_Supplied entries:_
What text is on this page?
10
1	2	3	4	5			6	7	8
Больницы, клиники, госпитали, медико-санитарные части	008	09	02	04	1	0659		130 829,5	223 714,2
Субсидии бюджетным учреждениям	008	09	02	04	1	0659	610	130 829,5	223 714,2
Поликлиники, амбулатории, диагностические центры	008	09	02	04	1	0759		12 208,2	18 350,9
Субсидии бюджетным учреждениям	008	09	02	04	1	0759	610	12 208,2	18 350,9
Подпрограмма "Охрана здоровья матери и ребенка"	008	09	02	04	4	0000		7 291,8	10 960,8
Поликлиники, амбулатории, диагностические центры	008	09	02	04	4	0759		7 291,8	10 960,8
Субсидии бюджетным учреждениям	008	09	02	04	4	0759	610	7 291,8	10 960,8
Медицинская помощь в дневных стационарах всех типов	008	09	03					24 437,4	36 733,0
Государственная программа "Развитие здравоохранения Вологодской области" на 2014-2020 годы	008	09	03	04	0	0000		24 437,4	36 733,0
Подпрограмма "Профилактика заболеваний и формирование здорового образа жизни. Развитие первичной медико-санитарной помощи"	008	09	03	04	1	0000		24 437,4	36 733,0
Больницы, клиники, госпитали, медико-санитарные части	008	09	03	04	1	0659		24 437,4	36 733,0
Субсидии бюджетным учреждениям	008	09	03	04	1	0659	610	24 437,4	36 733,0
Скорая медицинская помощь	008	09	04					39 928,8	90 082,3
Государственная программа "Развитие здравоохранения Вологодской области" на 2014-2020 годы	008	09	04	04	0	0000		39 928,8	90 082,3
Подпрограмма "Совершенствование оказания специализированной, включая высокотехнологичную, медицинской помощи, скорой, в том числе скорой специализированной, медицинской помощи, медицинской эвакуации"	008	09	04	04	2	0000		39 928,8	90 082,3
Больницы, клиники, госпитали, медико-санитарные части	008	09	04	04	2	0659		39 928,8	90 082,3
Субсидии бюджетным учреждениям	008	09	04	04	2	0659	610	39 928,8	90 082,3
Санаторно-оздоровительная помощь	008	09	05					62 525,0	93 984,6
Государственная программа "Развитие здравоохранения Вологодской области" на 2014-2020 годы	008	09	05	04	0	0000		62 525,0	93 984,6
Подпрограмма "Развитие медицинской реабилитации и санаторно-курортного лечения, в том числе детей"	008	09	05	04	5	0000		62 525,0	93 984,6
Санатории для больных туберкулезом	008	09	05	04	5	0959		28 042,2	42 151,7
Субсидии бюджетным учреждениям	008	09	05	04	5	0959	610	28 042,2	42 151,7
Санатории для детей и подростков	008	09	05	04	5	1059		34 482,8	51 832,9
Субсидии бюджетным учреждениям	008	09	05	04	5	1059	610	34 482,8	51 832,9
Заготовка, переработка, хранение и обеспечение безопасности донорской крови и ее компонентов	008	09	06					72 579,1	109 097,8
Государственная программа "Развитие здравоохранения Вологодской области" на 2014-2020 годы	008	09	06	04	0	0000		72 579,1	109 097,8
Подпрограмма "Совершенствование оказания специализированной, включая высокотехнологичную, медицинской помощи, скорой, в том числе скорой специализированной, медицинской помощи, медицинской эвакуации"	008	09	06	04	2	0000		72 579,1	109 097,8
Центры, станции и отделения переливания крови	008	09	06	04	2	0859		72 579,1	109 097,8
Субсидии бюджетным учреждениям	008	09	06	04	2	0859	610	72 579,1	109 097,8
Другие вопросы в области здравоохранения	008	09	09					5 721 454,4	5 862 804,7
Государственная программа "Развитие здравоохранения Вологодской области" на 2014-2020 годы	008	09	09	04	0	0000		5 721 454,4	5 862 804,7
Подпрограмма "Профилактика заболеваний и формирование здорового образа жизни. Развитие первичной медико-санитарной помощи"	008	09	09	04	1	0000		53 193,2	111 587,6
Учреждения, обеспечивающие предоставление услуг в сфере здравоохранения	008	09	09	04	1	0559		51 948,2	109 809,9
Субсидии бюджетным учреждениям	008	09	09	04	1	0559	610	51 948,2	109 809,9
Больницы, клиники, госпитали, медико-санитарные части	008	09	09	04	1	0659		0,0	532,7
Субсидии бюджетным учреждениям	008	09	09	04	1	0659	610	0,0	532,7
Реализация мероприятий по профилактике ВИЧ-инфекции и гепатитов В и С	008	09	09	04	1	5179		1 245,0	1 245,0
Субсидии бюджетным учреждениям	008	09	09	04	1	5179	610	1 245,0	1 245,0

_Task instructions:_ Quote the entire listing above exactly.

_The solution:_
What text is on this page?
10
1	2	3	4	5			6	7	8
Больницы, клиники, госпитали, медико-санитарные части	008	09	02	04	1	0659		130 829,5	223 714,2
Субсидии бюджетным учреждениям	008	09	02	04	1	0659	610	130 829,5	223 714,2
Поликлиники, амбулатории, диагностические центры	008	09	02	04	1	0759		12 208,2	18 350,9
Субсидии бюджетным учреждениям	008	09	02	04	1	0759	610	12 208,2	18 350,9
Подпрограмма "Охрана здоровья матери и ребенка"	008	09	02	04	4	0000		7 291,8	10 960,8
Поликлиники, амбулатории, диагностические центры	008	09	02	04	4	0759		7 291,8	10 960,8
Субсидии бюджетным учреждениям	008	09	02	04	4	0759	610	7 291,8	10 960,8
Медицинская помощь в дневных стационарах всех типов	008	09	03					24 437,4	36 733,0
Государственная программа "Развитие здравоохранения Вологодской области" на 2014-2020 годы	008	09	03	04	0	0000		24 437,4	36 733,0
Подпрограмма "Профилактика заболеваний и формирование здорового образа жизни. Развитие первичной медико-санитарной помощи"	008	09	03	04	1	0000		24 437,4	36 733,0
Больницы, клиники, госпитали, медико-санитарные части	008	09	03	04	1	0659		24 437,4	36 733,0
Субсидии бюджетным учреждениям	008	09	03	04	1	0659	610	24 437,4	36 733,0
Скорая медицинская помощь	008	09	04					39 928,8	90 082,3
Государственная программа "Развитие здравоохранения Вологодской области" на 2014-2020 годы	008	09	04	04	0	0000		39 928,8	90 082,3
Подпрограмма "Совершенствование оказания специализированной, включая высокотехнологичную, медицинской помощи, скорой, в том числе скорой специализированной, медицинской помощи, медицинской эвакуации"	008	09	04	04	2	0000		39 928,8	90 082,3
Больницы, клиники, госпитали, медико-санитарные части	008	09	04	04	2	0659		39 928,8	90 082,3
Субсидии бюджетным учреждениям	008	09	04	04	2	0659	610	39 928,8	90 082,3
Санаторно-оздоровительная помощь	008	09	05					62 525,0	93 984,6
Государственная программа "Развитие здравоохранения Вологодской области" на 2014-2020 годы	008	09	05	04	0	0000		62 525,0	93 984,6
Подпрограмма "Развитие медицинской реабилитации и санаторно-курортного лечения, в том числе детей"	008	09	05	04	5	0000		62 525,0	93 984,6
Санатории для больных туберкулезом	008	09	05	04	5	0959		28 042,2	42 151,7
Субсидии бюджетным учреждениям	008	09	05	04	5	0959	610	28 042,2	42 151,7
Санатории для детей и подростков	008	09	05	04	5	1059		34 482,8	51 832,9
Субсидии бюджетным учреждениям	008	09	05	04	5	1059	610	34 482,8	51 832,9
Заготовка, переработка, хранение и обеспечение безопасности донорской крови и ее компонентов	008	09	06					72 579,1	109 097,8
Государственная программа "Развитие здравоохранения Вологодской области" на 2014-2020 годы	008	09	06	04	0	0000		72 579,1	109 097,8
Подпрограмма "Совершенствование оказания специализированной, включая высокотехнологичную, медицинской помощи, скорой, в том числе скорой специализированной, медицинской помощи, медицинской эвакуации"	008	09	06	04	2	0000		72 579,1	109 097,8
Центры, станции и отделения переливания крови	008	09	06	04	2	0859		72 579,1	109 097,8
Субсидии бюджетным учреждениям	008	09	06	04	2	0859	610	72 579,1	109 097,8
Другие вопросы в области здравоохранения	008	09	09					5 721 454,4	5 862 804,7
Государственная программа "Развитие здравоохранения Вологодской области" на 2014-2020 годы	008	09	09	04	0	0000		5 721 454,4	5 862 804,7
Подпрограмма "Профилактика заболеваний и формирование здорового образа жизни. Развитие первичной медико-санитарной помощи"	008	09	09	04	1	0000		53 193,2	111 587,6
Учреждения, обеспечивающие предоставление услуг в сфере здравоохранения	008	09	09	04	1	0559		51 948,2	109 809,9
Субсидии бюджетным учреждениям	008	09	09	04	1	0559	610	51 948,2	109 809,9
Больницы, клиники, госпитали, медико-санитарные части	008	09	09	04	1	0659		0,0	532,7
Субсидии бюджетным учреждениям	008	09	09	04	1	0659	610	0,0	532,7
Реализация мероприятий по профилактике ВИЧ-инфекции и гепатитов В и С	008	09	09	04	1	5179		1 245,0	1 245,0
Субсидии бюджетным учреждениям	008	09	09	04	1	5179	610	1 245,0	1 245,0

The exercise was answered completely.